*What is being asked*:
Return the records in full, exactly as given.

*Items*:
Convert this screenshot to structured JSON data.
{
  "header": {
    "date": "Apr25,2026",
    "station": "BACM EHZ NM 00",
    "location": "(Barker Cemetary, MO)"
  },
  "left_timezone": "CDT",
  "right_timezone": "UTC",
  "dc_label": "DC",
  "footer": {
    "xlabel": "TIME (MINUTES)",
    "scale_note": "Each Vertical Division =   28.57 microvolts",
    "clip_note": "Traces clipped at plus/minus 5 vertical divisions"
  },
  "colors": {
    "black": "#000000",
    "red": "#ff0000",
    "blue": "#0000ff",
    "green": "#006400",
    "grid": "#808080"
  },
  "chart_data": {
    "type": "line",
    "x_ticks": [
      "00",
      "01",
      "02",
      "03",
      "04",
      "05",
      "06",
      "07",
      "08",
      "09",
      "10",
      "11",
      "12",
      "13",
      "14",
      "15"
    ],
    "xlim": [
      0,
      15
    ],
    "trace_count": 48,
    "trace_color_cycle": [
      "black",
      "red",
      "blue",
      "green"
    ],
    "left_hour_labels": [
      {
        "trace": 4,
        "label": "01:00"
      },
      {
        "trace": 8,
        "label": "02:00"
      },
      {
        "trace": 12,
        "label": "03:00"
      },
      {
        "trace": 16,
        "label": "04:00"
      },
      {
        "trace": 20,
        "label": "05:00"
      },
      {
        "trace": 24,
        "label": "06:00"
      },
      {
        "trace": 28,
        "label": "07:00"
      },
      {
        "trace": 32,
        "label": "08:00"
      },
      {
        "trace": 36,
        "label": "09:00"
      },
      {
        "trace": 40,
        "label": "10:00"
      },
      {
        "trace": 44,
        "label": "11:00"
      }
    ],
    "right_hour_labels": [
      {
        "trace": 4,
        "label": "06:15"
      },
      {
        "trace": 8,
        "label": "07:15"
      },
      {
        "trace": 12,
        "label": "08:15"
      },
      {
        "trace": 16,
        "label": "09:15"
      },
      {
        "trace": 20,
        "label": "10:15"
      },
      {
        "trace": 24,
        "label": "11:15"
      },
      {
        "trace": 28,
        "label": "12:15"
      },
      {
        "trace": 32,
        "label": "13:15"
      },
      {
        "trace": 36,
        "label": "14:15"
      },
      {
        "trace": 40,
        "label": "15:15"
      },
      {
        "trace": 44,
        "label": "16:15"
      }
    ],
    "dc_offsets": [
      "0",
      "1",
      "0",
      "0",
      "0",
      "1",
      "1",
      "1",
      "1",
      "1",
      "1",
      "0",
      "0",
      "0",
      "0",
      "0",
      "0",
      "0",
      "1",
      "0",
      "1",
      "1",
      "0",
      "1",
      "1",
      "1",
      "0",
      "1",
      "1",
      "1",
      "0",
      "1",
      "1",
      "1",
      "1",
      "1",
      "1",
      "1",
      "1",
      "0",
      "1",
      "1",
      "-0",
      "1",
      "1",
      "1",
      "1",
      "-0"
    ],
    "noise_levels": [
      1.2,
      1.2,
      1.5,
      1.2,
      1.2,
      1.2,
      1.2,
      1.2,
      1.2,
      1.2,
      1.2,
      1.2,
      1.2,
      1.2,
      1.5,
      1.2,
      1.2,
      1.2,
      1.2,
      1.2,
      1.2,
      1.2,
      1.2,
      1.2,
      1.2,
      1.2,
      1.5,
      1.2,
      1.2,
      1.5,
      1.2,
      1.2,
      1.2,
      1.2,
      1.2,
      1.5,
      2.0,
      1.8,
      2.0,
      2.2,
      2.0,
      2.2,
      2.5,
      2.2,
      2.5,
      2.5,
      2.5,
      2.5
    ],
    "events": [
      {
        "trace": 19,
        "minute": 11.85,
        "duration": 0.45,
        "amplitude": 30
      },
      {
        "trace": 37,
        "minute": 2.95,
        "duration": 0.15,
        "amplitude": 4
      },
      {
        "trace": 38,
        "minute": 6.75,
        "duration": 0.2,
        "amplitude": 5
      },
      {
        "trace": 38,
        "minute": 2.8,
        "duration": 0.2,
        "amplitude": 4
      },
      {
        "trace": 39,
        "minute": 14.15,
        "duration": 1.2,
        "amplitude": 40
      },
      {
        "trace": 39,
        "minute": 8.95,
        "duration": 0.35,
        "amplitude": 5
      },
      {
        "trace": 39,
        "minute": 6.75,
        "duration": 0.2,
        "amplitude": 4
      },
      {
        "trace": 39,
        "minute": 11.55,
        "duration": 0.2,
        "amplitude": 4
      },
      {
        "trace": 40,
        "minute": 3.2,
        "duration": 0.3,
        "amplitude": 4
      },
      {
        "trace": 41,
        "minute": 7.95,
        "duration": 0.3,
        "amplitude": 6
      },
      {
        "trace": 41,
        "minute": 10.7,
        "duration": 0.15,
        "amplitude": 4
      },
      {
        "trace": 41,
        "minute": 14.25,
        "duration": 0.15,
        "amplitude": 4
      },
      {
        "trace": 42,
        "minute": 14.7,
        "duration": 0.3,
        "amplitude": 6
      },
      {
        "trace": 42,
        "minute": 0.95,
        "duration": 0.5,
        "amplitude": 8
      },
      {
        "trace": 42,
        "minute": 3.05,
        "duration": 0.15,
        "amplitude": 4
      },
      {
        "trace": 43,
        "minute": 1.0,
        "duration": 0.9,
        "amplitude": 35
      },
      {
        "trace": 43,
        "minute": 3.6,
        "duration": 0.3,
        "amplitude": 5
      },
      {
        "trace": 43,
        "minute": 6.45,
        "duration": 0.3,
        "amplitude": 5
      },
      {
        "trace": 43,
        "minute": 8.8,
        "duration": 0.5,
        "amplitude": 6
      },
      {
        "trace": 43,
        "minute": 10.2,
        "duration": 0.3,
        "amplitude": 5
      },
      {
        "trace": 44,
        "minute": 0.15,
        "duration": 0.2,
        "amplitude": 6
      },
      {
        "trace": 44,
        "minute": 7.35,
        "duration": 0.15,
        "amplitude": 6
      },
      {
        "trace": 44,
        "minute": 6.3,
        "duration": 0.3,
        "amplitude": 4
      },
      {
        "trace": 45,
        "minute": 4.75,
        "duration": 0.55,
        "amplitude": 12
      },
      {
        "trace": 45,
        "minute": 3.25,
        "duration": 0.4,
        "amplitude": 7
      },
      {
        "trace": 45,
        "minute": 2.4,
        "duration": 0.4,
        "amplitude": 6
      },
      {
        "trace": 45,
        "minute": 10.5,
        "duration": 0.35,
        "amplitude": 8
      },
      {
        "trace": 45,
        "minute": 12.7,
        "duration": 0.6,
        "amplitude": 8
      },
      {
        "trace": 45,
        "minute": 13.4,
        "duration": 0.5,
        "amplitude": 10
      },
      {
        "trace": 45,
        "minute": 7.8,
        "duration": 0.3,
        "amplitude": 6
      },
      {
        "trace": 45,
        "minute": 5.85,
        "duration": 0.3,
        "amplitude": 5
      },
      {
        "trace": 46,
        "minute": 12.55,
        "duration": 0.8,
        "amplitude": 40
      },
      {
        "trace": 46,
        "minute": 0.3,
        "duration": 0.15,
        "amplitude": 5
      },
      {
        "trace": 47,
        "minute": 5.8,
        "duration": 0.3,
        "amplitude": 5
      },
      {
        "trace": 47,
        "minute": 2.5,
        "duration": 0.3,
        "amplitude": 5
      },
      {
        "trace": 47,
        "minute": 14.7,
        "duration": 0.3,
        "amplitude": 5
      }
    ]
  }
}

*Answer to the exercise*:
Convert this screenshot to structured JSON data.
{
  "header": {
    "date": "Apr25,2026",
    "station": "BACM EHZ NM 00",
    "location": "(Barker Cemetary, MO)"
  },
  "left_timezone": "CDT",
  "right_timezone": "UTC",
  "dc_label": "DC",
  "footer": {
    "xlabel": "TIME (MINUTES)",
    "scale_note": "Each Vertical Division =   28.57 microvolts",
    "clip_note": "Traces clipped at plus/minus 5 vertical divisions"
  },
  "colors": {
    "black": "#000000",
    "red": "#ff0000",
    "blue": "#0000ff",
    "green": "#006400",
    "grid": "#808080"
  },
  "chart_data": {
    "type": "line",
    "x_ticks": [
      "00",
      "01",
      "02",
      "03",
      "04",
      "05",
      "06",
      "07",
      "08",
      "09",
      "10",
      "11",
      "12",
      "13",
      "14",
      "15"
    ],
    "xlim": [
      0,
      15
    ],
    "trace_count": 48,
    "trace_color_cycle": [
      "black",
      "red",
      "blue",
      "green"
    ],
    "left_hour_labels": [
      {
        "trace": 4,
        "label": "01:00"
      },
      {
        "trace": 8,
        "label": "02:00"
      },
      {
        "trace": 12,
        "label": "03:00"
      },
      {
        "trace": 16,
        "label": "04:00"
      },
      {
        "trace": 20,
        "label": "05:00"
      },
      {
        "trace": 24,
        "label": "06:00"
      },
      {
        "trace": 28,
        "label": "07:00"
      },
      {
        "trace": 32,
        "label": "08:00"
      },
      {
        "trace": 36,
        "label": "09:00"
      },
      {
        "trace": 40,
        "label": "10:00"
      },
      {
        "trace": 44,
        "label": "11:00"
      }
    ],
    "right_hour_labels": [
      {
        "trace": 4,
        "label": "06:15"
      },
      {
        "trace": 8,
        "label": "07:15"
      },
      {
        "trace": 12,
        "label": "08:15"
      },
      {
        "trace": 16,
        "label": "09:15"
      },
      {
        "trace": 20,
        "label": "10:15"
      },
      {
        "trace": 24,
        "label": "11:15"
      },
      {
        "trace": 28,
        "label": "12:15"
      },
      {
        "trace": 32,
        "label": "13:15"
      },
      {
        "trace": 36,
        "label": "14:15"
      },
      {
        "trace": 40,
        "label": "15:15"
      },
      {
        "trace": 44,
        "label": "16:15"
      }
    ],
    "dc_offsets": [
      "0",
      "1",
      "0",
      "0",
      "0",
      "1",
      "1",
      "1",
      "1",
      "1",
      "1",
      "0",
      "0",
      "0",
      "0",
      "0",
      "0",
      "0",
      "1",
      "0",
      "1",
      "1",
      "0",
      "1",
      "1",
      "1",
      "0",
      "1",
      "1",
      "1",
      "0",
      "1",
      "1",
      "1",
      "1",
      "1",
      "1",
      "1",
      "1",
      "0",
      "1",
      "1",
      "-0",
      "1",
      "1",
      "1",
      "1",
      "-0"
    ],
    "noise_levels": [
      1.2,
      1.2,
      1.5,
      1.2,
      1.2,
      1.2,
      1.2,
      1.2,
      1.2,
      1.2,
      1.2,
      1.2,
      1.2,
      1.2,
      1.5,
      1.2,
      1.2,
      1.2,
      1.2,
      1.2,
      1.2,
      1.2,
      1.2,
      1.2,
      1.2,
      1.2,
      1.5,
      1.2,
      1.2,
      1.5,
      1.2,
      1.2,
      1.2,
      1.2,
      1.2,
      1.5,
      2.0,
      1.8,
      2.0,
      2.2,
      2.0,
      2.2,
      2.5,
      2.2,
      2.5,
      2.5,
      2.5,
      2.5
    ],
    "events": [
      {
        "trace": 19,
        "minute": 11.85,
        "duration": 0.45,
        "amplitude": 30
      },
      {
        "trace": 37,
        "minute": 2.95,
        "duration": 0.15,
        "amplitude": 4
      },
      {
        "trace": 38,
        "minute": 6.75,
        "duration": 0.2,
        "amplitude": 5
      },
      {
        "trace": 38,
        "minute": 2.8,
        "duration": 0.2,
        "amplitude": 4
      },
      {
        "trace": 39,
        "minute": 14.15,
        "duration": 1.2,
        "amplitude": 40
      },
      {
        "trace": 39,
        "minute": 8.95,
        "duration": 0.35,
        "amplitude": 5
      },
      {
        "trace": 39,
        "minute": 6.75,
        "duration": 0.2,
        "amplitude": 4
      },
      {
        "trace": 39,
        "minute": 11.55,
        "duration": 0.2,
        "amplitude": 4
      },
      {
        "trace": 40,
        "minute": 3.2,
        "duration": 0.3,
        "amplitude": 4
      },
      {
        "trace": 41,
        "minute": 7.95,
        "duration": 0.3,
        "amplitude": 6
      },
      {
        "trace": 41,
        "minute": 10.7,
        "duration": 0.15,
        "amplitude": 4
      },
      {
        "trace": 41,
        "minute": 14.25,
        "duration": 0.15,
        "amplitude": 4
      },
      {
        "trace": 42,
        "minute": 14.7,
        "duration": 0.3,
        "amplitude": 6
      },
      {
        "trace": 42,
        "minute": 0.95,
        "duration": 0.5,
        "amplitude": 8
      },
      {
        "trace": 42,
        "minute": 3.05,
        "duration": 0.15,
        "amplitude": 4
      },
      {
        "trace": 43,
        "minute": 1.0,
        "duration": 0.9,
        "amplitude": 35
      },
      {
        "trace": 43,
        "minute": 3.6,
        "duration": 0.3,
        "amplitude": 5
      },
      {
        "trace": 43,
        "minute": 6.45,
        "duration": 0.3,
        "amplitude": 5
      },
      {
        "trace": 43,
        "minute": 8.8,
        "duration": 0.5,
        "amplitude": 6
      },
      {
        "trace": 43,
        "minute": 10.2,
        "duration": 0.3,
        "amplitude": 5
      },
      {
        "trace": 44,
        "minute": 0.15,
        "duration": 0.2,
        "amplitude": 6
      },
      {
        "trace": 44,
        "minute": 7.35,
        "duration": 0.15,
        "amplitude": 6
      },
      {
        "trace": 44,
        "minute": 6.3,
        "duration": 0.3,
        "amplitude": 4
      },
      {
        "trace": 45,
        "minute": 4.75,
        "duration": 0.55,
        "amplitude": 12
      },
      {
        "trace": 45,
        "minute": 3.25,
        "duration": 0.4,
        "amplitude": 7
      },
      {
        "trace": 45,
        "minute": 2.4,
        "duration": 0.4,
        "amplitude": 6
      },
      {
        "trace": 45,
        "minute": 10.5,
        "duration": 0.35,
        "amplitude": 8
      },
      {
        "trace": 45,
        "minute": 12.7,
        "duration": 0.6,
        "amplitude": 8
      },
      {
        "trace": 45,
        "minute": 13.4,
        "duration": 0.5,
        "amplitude": 10
      },
      {
        "trace": 45,
        "minute": 7.8,
        "duration": 0.3,
        "amplitude": 6
      },
      {
        "trace": 45,
        "minute": 5.85,
        "duration": 0.3,
        "amplitude": 5
      },
      {
        "trace": 46,
        "minute": 12.55,
        "duration": 0.8,
        "amplitude": 40
      },
      {
        "trace": 46,
        "minute": 0.3,
        "duration": 0.15,
        "amplitude": 5
      },
      {
        "trace": 47,
        "minute": 5.8,
        "duration": 0.3,
        "amplitude": 5
      },
      {
        "trace": 47,
        "minute": 2.5,
        "duration": 0.3,
        "amplitude": 5
      },
      {
        "trace": 47,
        "minute": 14.7,
        "duration": 0.3,
        "amplitude": 5
      }
    ]
  }
}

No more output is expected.